(Extracted records)

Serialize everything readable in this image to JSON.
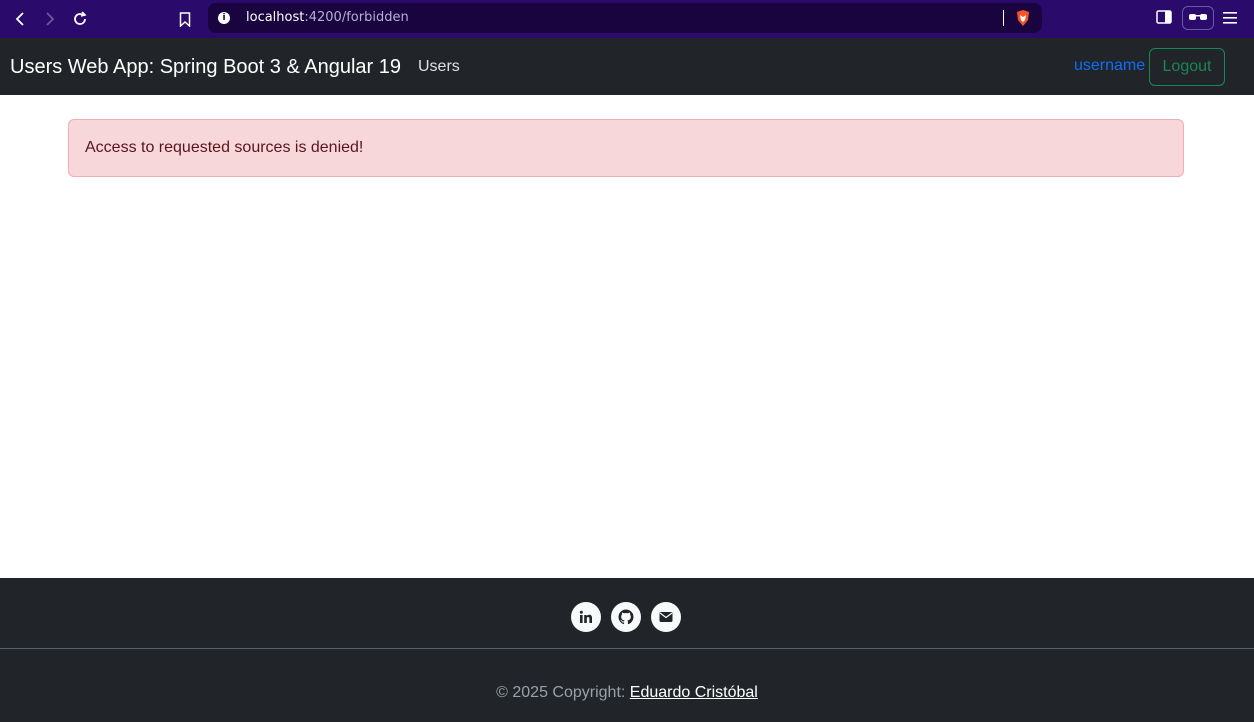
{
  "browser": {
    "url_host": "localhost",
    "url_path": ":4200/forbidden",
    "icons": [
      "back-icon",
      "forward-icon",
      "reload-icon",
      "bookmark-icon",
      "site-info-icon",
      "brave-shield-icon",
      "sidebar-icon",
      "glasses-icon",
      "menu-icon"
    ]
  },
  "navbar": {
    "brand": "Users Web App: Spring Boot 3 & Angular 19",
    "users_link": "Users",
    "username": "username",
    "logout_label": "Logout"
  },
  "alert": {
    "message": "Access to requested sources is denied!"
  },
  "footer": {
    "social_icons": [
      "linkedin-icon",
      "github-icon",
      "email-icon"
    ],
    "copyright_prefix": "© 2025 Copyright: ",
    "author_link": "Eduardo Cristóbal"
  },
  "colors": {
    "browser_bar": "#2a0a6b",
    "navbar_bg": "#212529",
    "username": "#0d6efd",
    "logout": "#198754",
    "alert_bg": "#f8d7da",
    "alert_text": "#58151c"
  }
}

* * *

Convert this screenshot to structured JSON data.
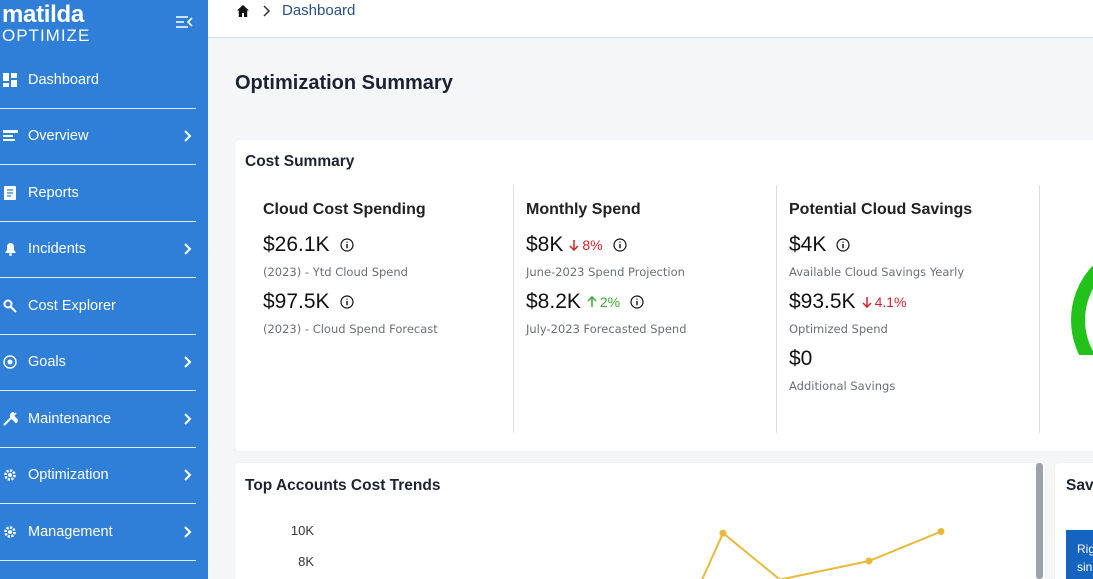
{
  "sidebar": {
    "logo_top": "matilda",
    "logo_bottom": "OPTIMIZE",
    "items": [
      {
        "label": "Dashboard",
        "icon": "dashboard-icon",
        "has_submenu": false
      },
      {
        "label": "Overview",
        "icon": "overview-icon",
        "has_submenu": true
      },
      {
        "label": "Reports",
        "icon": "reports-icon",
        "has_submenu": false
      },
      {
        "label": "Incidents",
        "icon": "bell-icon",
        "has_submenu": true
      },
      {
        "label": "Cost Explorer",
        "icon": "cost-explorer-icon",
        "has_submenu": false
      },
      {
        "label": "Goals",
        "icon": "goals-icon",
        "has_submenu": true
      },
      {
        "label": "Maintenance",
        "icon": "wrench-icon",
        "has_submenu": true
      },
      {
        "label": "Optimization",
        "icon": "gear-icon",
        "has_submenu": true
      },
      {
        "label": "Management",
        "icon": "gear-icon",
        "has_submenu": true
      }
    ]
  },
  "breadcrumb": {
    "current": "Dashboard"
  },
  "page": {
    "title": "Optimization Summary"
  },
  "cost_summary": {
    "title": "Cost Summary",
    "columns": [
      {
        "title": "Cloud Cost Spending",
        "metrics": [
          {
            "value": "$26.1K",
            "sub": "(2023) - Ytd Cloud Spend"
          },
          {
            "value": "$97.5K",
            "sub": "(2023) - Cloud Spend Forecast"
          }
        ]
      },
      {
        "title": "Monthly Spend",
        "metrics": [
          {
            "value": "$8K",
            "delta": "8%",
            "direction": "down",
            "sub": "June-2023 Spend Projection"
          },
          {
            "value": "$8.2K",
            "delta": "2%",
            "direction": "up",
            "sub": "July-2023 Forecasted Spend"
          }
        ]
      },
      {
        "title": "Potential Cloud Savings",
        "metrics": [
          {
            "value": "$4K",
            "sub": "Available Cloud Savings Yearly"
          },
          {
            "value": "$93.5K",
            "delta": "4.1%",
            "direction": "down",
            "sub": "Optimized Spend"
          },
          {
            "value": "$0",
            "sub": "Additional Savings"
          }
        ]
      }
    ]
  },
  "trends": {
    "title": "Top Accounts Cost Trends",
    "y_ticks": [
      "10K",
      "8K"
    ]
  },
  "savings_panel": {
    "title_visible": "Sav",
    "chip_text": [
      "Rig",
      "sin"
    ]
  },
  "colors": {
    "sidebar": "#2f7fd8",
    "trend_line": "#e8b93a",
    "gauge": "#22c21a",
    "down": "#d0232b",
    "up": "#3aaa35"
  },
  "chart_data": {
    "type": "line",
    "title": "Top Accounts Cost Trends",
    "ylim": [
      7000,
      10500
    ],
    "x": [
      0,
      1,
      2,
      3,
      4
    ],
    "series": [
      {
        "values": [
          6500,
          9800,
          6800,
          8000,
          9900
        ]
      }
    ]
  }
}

*What needs to be done*: Report back each line of the entries that holds the string "username".

*Task solution*:
    "username": "username",
    "username": "#0d6efd",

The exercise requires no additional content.